→ Problem statement: Print the data exactly as it is given, please.

→ Working data:
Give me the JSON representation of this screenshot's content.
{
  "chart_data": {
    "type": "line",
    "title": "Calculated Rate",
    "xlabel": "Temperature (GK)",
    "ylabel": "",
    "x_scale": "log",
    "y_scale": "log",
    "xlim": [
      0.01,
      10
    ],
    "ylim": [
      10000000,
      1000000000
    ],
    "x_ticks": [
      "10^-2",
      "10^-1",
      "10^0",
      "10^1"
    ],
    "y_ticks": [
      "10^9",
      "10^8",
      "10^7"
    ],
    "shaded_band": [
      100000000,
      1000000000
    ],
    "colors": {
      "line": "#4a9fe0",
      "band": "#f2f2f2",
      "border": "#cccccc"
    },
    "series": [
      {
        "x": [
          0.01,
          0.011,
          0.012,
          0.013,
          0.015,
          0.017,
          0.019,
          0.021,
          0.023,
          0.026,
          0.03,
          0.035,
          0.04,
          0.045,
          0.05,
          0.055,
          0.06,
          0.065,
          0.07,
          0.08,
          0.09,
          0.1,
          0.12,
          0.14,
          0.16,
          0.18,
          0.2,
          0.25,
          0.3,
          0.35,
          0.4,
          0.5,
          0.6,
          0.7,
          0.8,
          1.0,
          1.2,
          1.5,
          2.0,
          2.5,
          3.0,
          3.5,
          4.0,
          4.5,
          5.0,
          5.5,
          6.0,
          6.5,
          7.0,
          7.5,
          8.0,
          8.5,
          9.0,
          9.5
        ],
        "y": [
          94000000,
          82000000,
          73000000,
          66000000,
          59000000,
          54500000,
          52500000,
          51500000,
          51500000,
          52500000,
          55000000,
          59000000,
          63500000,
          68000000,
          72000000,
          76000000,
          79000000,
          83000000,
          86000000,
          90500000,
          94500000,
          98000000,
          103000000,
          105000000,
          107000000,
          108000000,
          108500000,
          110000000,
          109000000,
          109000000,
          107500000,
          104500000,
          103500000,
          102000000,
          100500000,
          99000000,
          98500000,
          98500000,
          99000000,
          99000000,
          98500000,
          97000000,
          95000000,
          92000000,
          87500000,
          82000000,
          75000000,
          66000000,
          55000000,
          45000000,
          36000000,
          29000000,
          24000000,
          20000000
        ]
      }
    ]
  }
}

→ Written reply:
Give me the JSON representation of this screenshot's content.
{
  "chart_data": {
    "type": "line",
    "title": "Calculated Rate",
    "xlabel": "Temperature (GK)",
    "ylabel": "",
    "x_scale": "log",
    "y_scale": "log",
    "xlim": [
      0.01,
      10
    ],
    "ylim": [
      10000000,
      1000000000
    ],
    "x_ticks": [
      "10^-2",
      "10^-1",
      "10^0",
      "10^1"
    ],
    "y_ticks": [
      "10^9",
      "10^8",
      "10^7"
    ],
    "shaded_band": [
      100000000,
      1000000000
    ],
    "colors": {
      "line": "#4a9fe0",
      "band": "#f2f2f2",
      "border": "#cccccc"
    },
    "series": [
      {
        "x": [
          0.01,
          0.011,
          0.012,
          0.013,
          0.015,
          0.017,
          0.019,
          0.021,
          0.023,
          0.026,
          0.03,
          0.035,
          0.04,
          0.045,
          0.05,
          0.055,
          0.06,
          0.065,
          0.07,
          0.08,
          0.09,
          0.1,
          0.12,
          0.14,
          0.16,
          0.18,
          0.2,
          0.25,
          0.3,
          0.35,
          0.4,
          0.5,
          0.6,
          0.7,
          0.8,
          1.0,
          1.2,
          1.5,
          2.0,
          2.5,
          3.0,
          3.5,
          4.0,
          4.5,
          5.0,
          5.5,
          6.0,
          6.5,
          7.0,
          7.5,
          8.0,
          8.5,
          9.0,
          9.5
        ],
        "y": [
          94000000,
          82000000,
          73000000,
          66000000,
          59000000,
          54500000,
          52500000,
          51500000,
          51500000,
          52500000,
          55000000,
          59000000,
          63500000,
          68000000,
          72000000,
          76000000,
          79000000,
          83000000,
          86000000,
          90500000,
          94500000,
          98000000,
          103000000,
          105000000,
          107000000,
          108000000,
          108500000,
          110000000,
          109000000,
          109000000,
          107500000,
          104500000,
          103500000,
          102000000,
          100500000,
          99000000,
          98500000,
          98500000,
          99000000,
          99000000,
          98500000,
          97000000,
          95000000,
          92000000,
          87500000,
          82000000,
          75000000,
          66000000,
          55000000,
          45000000,
          36000000,
          29000000,
          24000000,
          20000000
        ]
      }
    ]
  }
}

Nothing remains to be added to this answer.